**Given exercise**: For the entries that follow, state how many lines include the word "buffs", giving the number and nothing else.

**Information supplied**:

▼▼▼

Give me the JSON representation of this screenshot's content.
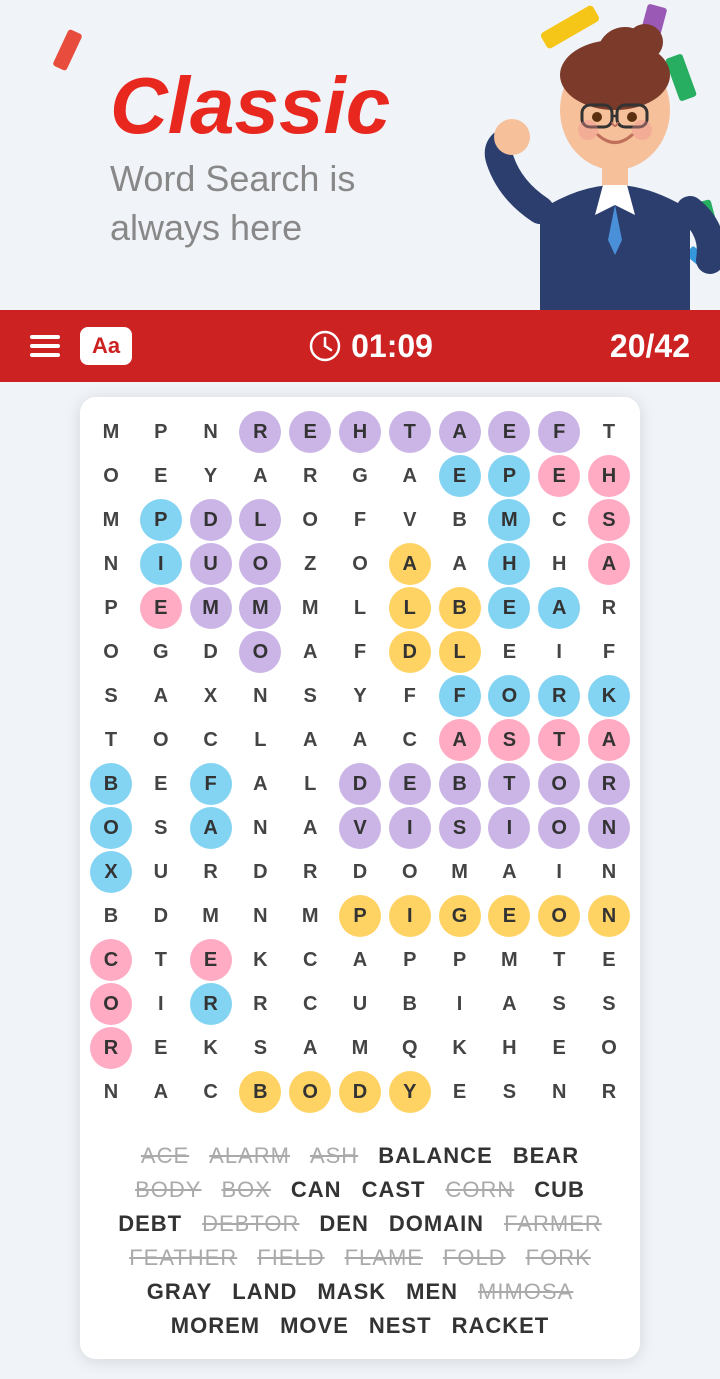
{
  "header": {
    "title": "Classic",
    "subtitle_line1": "Word Search is",
    "subtitle_line2": "always here"
  },
  "toolbar": {
    "menu_label": "Menu",
    "font_label": "Aa",
    "timer": "01:09",
    "score": "20/42"
  },
  "grid": {
    "rows": [
      [
        "M",
        "P",
        "N",
        "R",
        "E",
        "H",
        "T",
        "A",
        "E",
        "F",
        "T"
      ],
      [
        "O",
        "E",
        "Y",
        "A",
        "R",
        "G",
        "A",
        "E",
        "P",
        "E",
        "H"
      ],
      [
        "M",
        "P",
        "D",
        "L",
        "O",
        "F",
        "V",
        "B",
        "M",
        "C",
        "S"
      ],
      [
        "N",
        "I",
        "U",
        "O",
        "Z",
        "O",
        "A",
        "A",
        "H",
        "H",
        "A"
      ],
      [
        "P",
        "E",
        "M",
        "M",
        "M",
        "L",
        "L",
        "B",
        "E",
        "A",
        "R"
      ],
      [
        "O",
        "G",
        "D",
        "O",
        "A",
        "F",
        "D",
        "L",
        "E",
        "I",
        "F"
      ],
      [
        "S",
        "A",
        "X",
        "N",
        "S",
        "Y",
        "F",
        "F",
        "O",
        "R",
        "K"
      ],
      [
        "T",
        "O",
        "C",
        "L",
        "A",
        "A",
        "C",
        "A",
        "S",
        "T",
        "A"
      ],
      [
        "B",
        "E",
        "F",
        "A",
        "L",
        "D",
        "E",
        "B",
        "T",
        "O",
        "R"
      ],
      [
        "O",
        "S",
        "A",
        "N",
        "A",
        "V",
        "I",
        "S",
        "I",
        "O",
        "N"
      ],
      [
        "X",
        "U",
        "R",
        "D",
        "R",
        "D",
        "O",
        "M",
        "A",
        "I",
        "N"
      ],
      [
        "B",
        "D",
        "M",
        "N",
        "M",
        "P",
        "I",
        "G",
        "E",
        "O",
        "N"
      ],
      [
        "C",
        "T",
        "E",
        "K",
        "C",
        "A",
        "P",
        "P",
        "M",
        "T",
        "E"
      ],
      [
        "O",
        "I",
        "R",
        "R",
        "C",
        "U",
        "B",
        "I",
        "A",
        "S",
        "S"
      ],
      [
        "R",
        "E",
        "K",
        "S",
        "A",
        "M",
        "Q",
        "K",
        "H",
        "E",
        "O"
      ],
      [
        "N",
        "A",
        "C",
        "B",
        "O",
        "D",
        "Y",
        "E",
        "S",
        "N",
        "R"
      ]
    ],
    "highlights": {
      "rehtaef": {
        "color": "purple",
        "cells": [
          [
            0,
            3
          ],
          [
            0,
            4
          ],
          [
            0,
            5
          ],
          [
            0,
            6
          ],
          [
            0,
            7
          ],
          [
            0,
            8
          ],
          [
            0,
            9
          ]
        ]
      },
      "fork": {
        "color": "blue",
        "cells": [
          [
            6,
            7
          ],
          [
            6,
            8
          ],
          [
            6,
            9
          ],
          [
            6,
            10
          ]
        ]
      },
      "debtor": {
        "color": "purple",
        "cells": [
          [
            8,
            5
          ],
          [
            8,
            6
          ],
          [
            8,
            7
          ],
          [
            8,
            8
          ],
          [
            8,
            9
          ],
          [
            8,
            10
          ]
        ]
      },
      "vision": {
        "color": "purple",
        "cells": [
          [
            9,
            5
          ],
          [
            9,
            6
          ],
          [
            9,
            7
          ],
          [
            9,
            8
          ],
          [
            9,
            9
          ],
          [
            9,
            10
          ]
        ]
      },
      "pigeon": {
        "color": "yellow",
        "cells": [
          [
            11,
            5
          ],
          [
            11,
            6
          ],
          [
            11,
            7
          ],
          [
            11,
            8
          ],
          [
            11,
            9
          ],
          [
            11,
            10
          ]
        ]
      },
      "body": {
        "color": "yellow",
        "cells": [
          [
            15,
            3
          ],
          [
            15,
            4
          ],
          [
            15,
            5
          ],
          [
            15,
            6
          ]
        ]
      },
      "box": {
        "color": "blue",
        "cells": [
          [
            8,
            0
          ],
          [
            9,
            0
          ],
          [
            10,
            0
          ]
        ]
      },
      "can": {
        "color": "blue",
        "cells": [
          [
            12,
            0
          ],
          [
            13,
            0
          ],
          [
            14,
            0
          ]
        ]
      },
      "cast": {
        "color": "pink",
        "cells": [
          [
            7,
            7
          ],
          [
            7,
            8
          ],
          [
            7,
            9
          ],
          [
            7,
            10
          ]
        ]
      }
    }
  },
  "word_list": [
    {
      "word": "ACE",
      "found": true
    },
    {
      "word": "ALARM",
      "found": true
    },
    {
      "word": "ASH",
      "found": true
    },
    {
      "word": "BALANCE",
      "found": false
    },
    {
      "word": "BEAR",
      "found": false
    },
    {
      "word": "BODY",
      "found": true
    },
    {
      "word": "BOX",
      "found": true
    },
    {
      "word": "CAN",
      "found": false
    },
    {
      "word": "CAST",
      "found": false
    },
    {
      "word": "CORN",
      "found": true
    },
    {
      "word": "CUB",
      "found": false
    },
    {
      "word": "DEBT",
      "found": false
    },
    {
      "word": "DEBTOR",
      "found": true
    },
    {
      "word": "DEN",
      "found": false
    },
    {
      "word": "DOMAIN",
      "found": false
    },
    {
      "word": "FARMER",
      "found": true
    },
    {
      "word": "FEATHER",
      "found": true
    },
    {
      "word": "FIELD",
      "found": true
    },
    {
      "word": "FLAME",
      "found": true
    },
    {
      "word": "FOLD",
      "found": true
    },
    {
      "word": "FORK",
      "found": true
    },
    {
      "word": "GRAY",
      "found": false
    },
    {
      "word": "LAND",
      "found": false
    },
    {
      "word": "MASK",
      "found": false
    },
    {
      "word": "MEN",
      "found": false
    },
    {
      "word": "MIMOSA",
      "found": true
    },
    {
      "word": "MOREM",
      "found": false
    },
    {
      "word": "MOVE",
      "found": false
    },
    {
      "word": "NEST",
      "found": false
    },
    {
      "word": "RACKET",
      "found": false
    }
  ]
}
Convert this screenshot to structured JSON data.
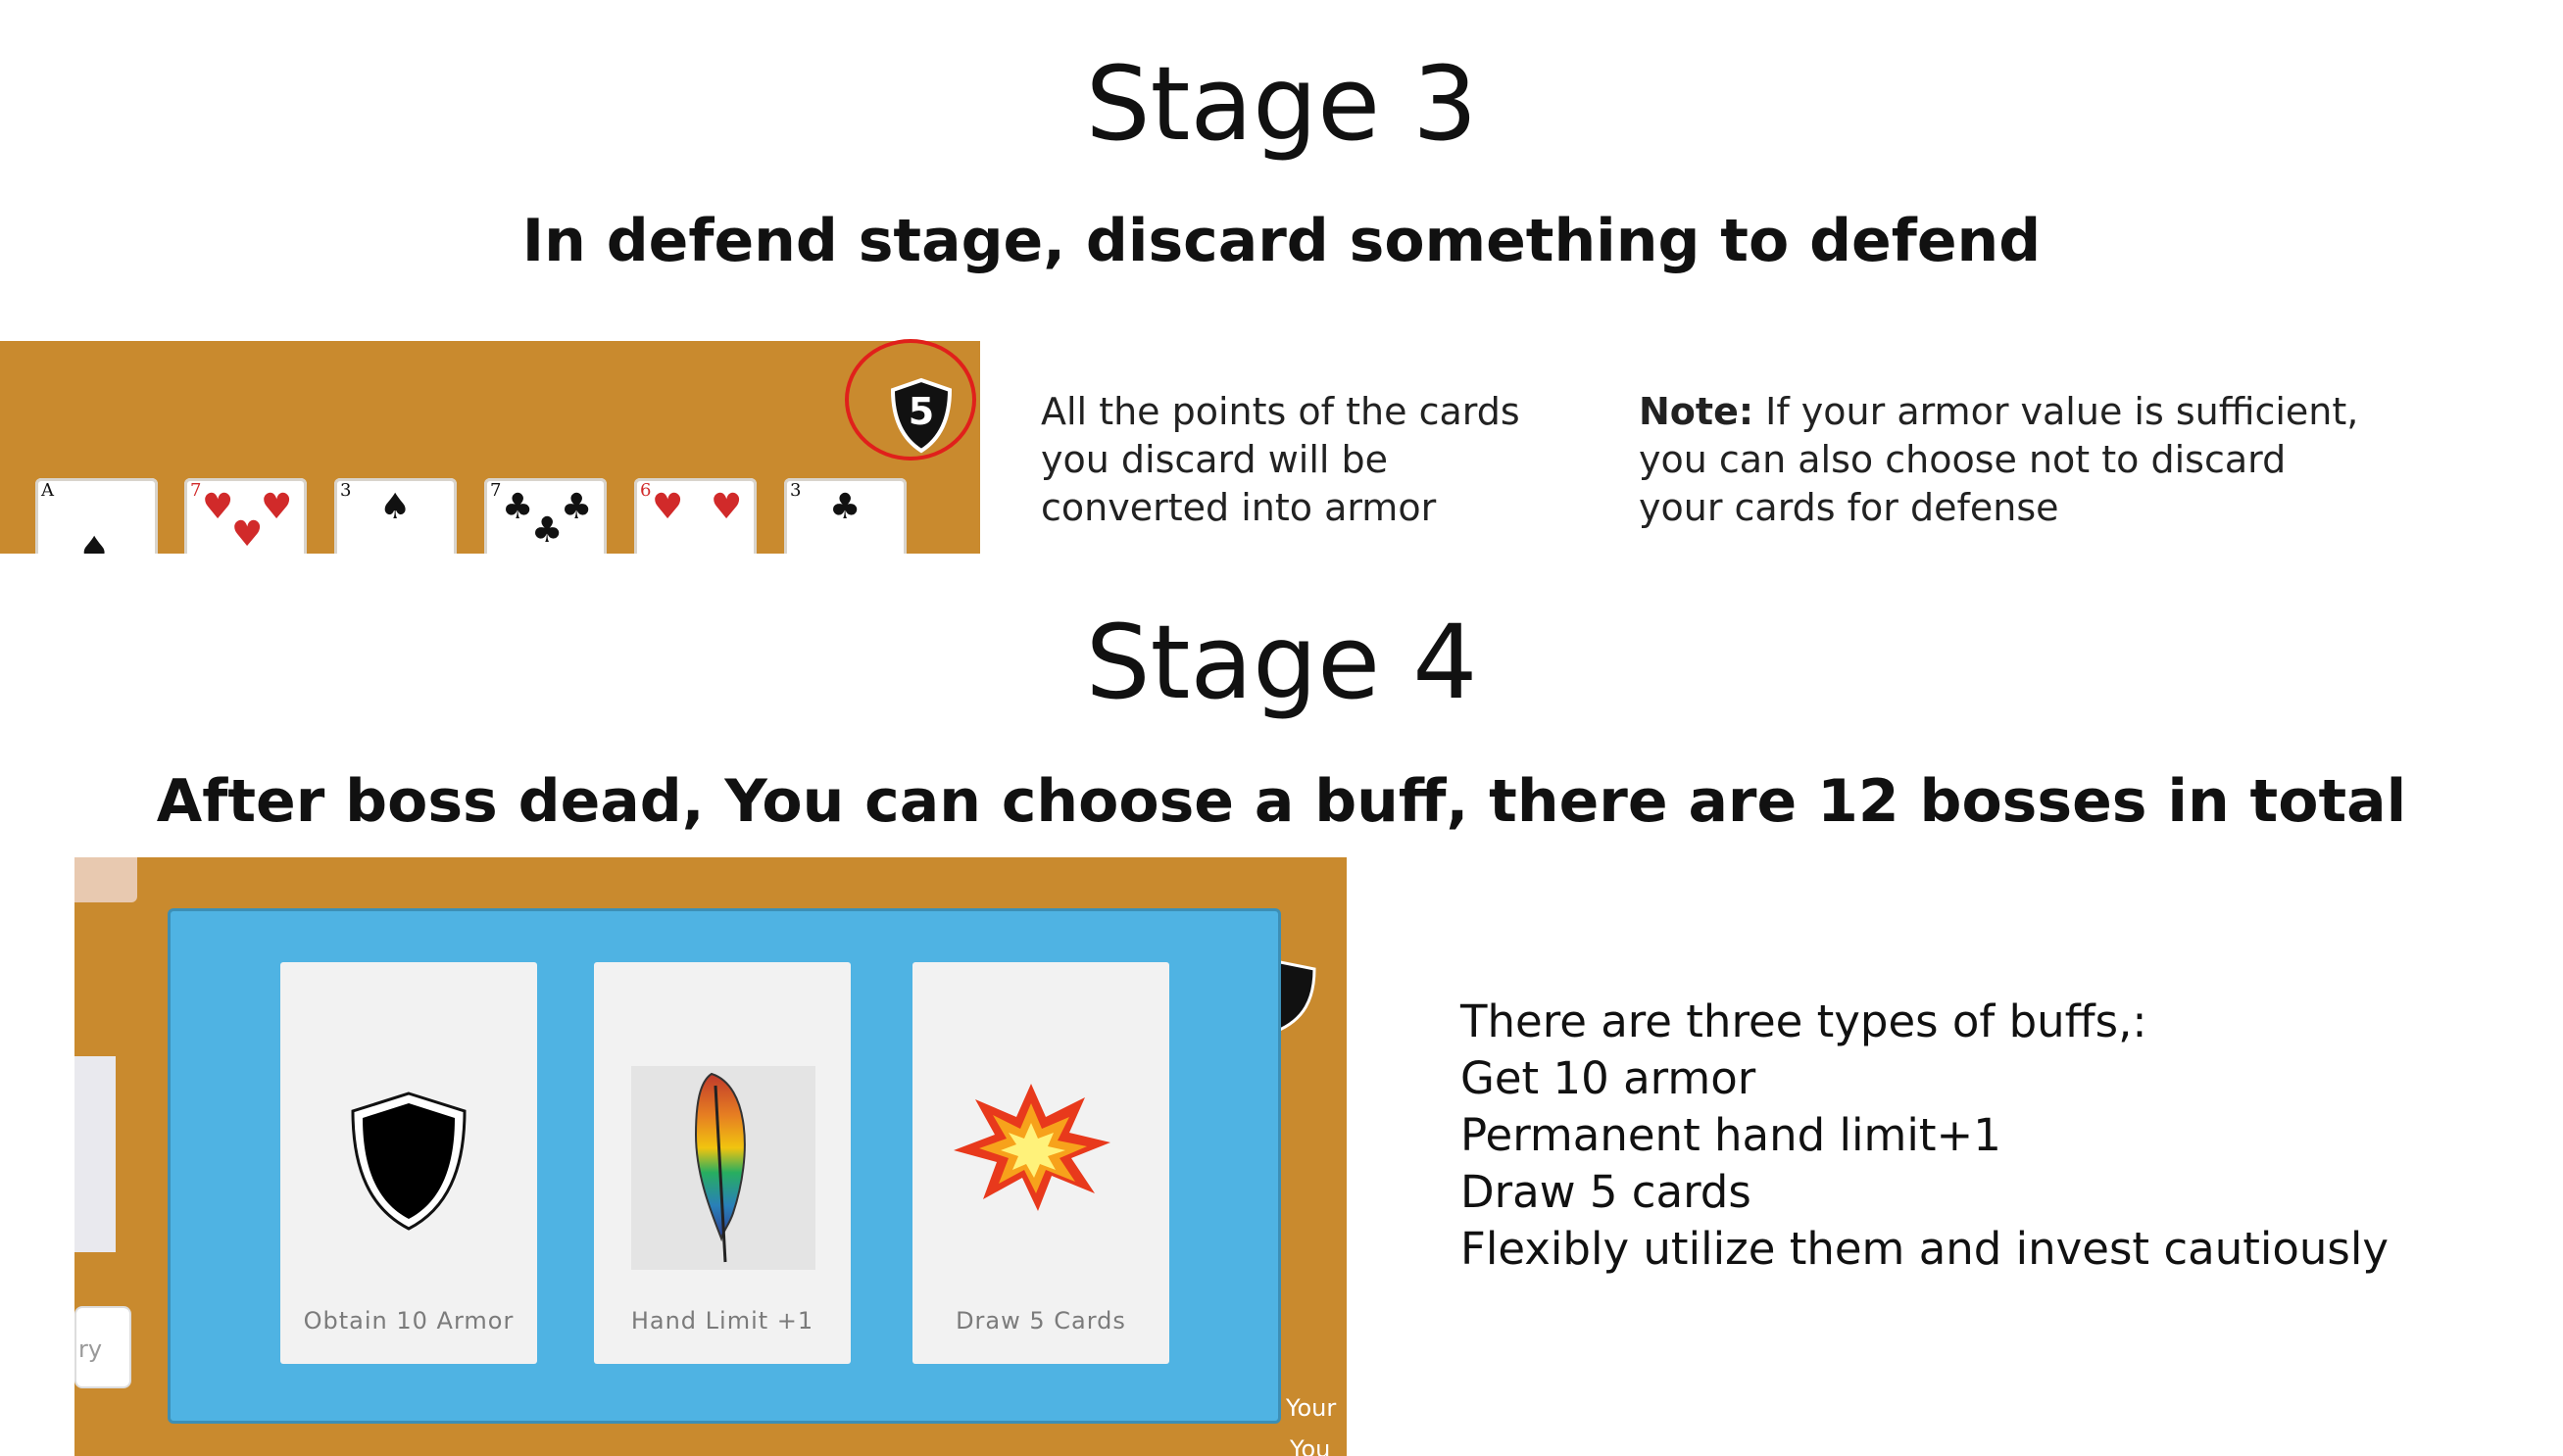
{
  "stage3": {
    "title": "Stage 3",
    "subtitle": "In defend stage, discard something to defend",
    "armor_badge": "5",
    "cards": [
      {
        "rank": "A",
        "suit": "♠",
        "color": "#111111"
      },
      {
        "rank": "7",
        "suit": "♥",
        "color": "#d12a2a"
      },
      {
        "rank": "3",
        "suit": "♠",
        "color": "#111111"
      },
      {
        "rank": "7",
        "suit": "♣",
        "color": "#111111"
      },
      {
        "rank": "6",
        "suit": "♥",
        "color": "#d12a2a"
      },
      {
        "rank": "3",
        "suit": "♣",
        "color": "#111111"
      }
    ],
    "description_lines": [
      "All the points of the cards",
      "you discard will be",
      "converted into armor"
    ],
    "note_label": "Note:",
    "note_line1_rest": " If your armor value is sufficient,",
    "note_lines": [
      "you can also choose not to discard",
      "your cards for defense"
    ]
  },
  "stage4": {
    "title": "Stage 4",
    "subtitle": "After boss dead, You can choose a buff, there are 12 bosses in total",
    "buffs": [
      {
        "label": "Obtain 10 Armor",
        "icon": "shield-icon"
      },
      {
        "label": "Hand Limit +1",
        "icon": "feather-icon"
      },
      {
        "label": "Draw 5 Cards",
        "icon": "explosion-icon"
      }
    ],
    "side_text_fragments": [
      "Your",
      "You"
    ],
    "input_fragment": "ry",
    "description_lines": [
      "There are three types of buffs,:",
      "Get 10 armor",
      "Permanent hand limit+1",
      "Draw 5 cards",
      "Flexibly utilize them and invest cautiously"
    ]
  },
  "colors": {
    "board": "#c98a2e",
    "modal": "#4fb3e3",
    "card": "#f2f2f2",
    "highlight_ring": "#e0201b"
  }
}
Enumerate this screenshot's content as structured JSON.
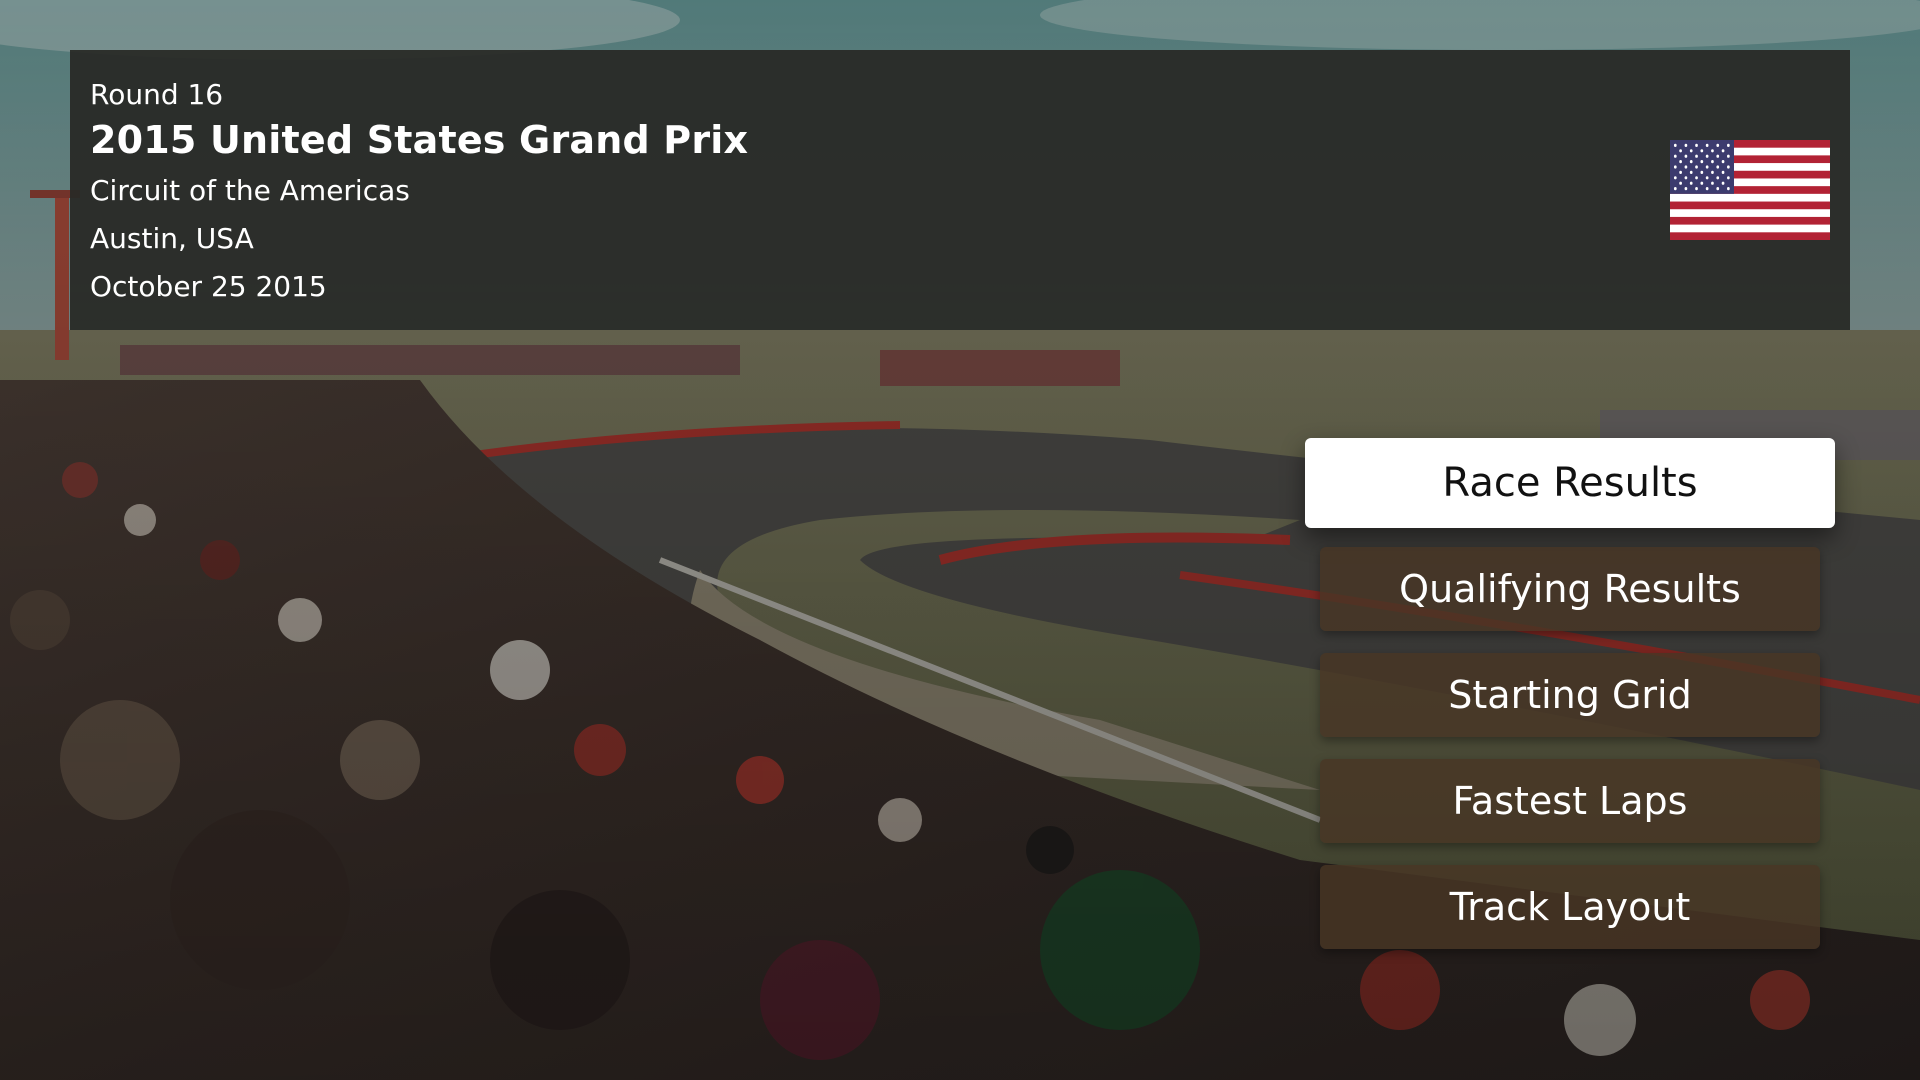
{
  "race": {
    "round": "Round 16",
    "title": "2015 United States Grand Prix",
    "circuit": "Circuit of the Americas",
    "location": "Austin, USA",
    "date": "October 25 2015",
    "flag_icon": "us-flag-icon"
  },
  "menu": {
    "items": [
      {
        "label": "Race Results",
        "focused": true
      },
      {
        "label": "Qualifying Results",
        "focused": false
      },
      {
        "label": "Starting Grid",
        "focused": false
      },
      {
        "label": "Fastest Laps",
        "focused": false
      },
      {
        "label": "Track Layout",
        "focused": false
      }
    ]
  },
  "colors": {
    "panel": "#282926",
    "menu_item": "#483624",
    "menu_focused": "#ffffff",
    "flag_red": "#b22234",
    "flag_blue": "#3c3b6e"
  }
}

▲▲▲

**Answer to the exercise**: 2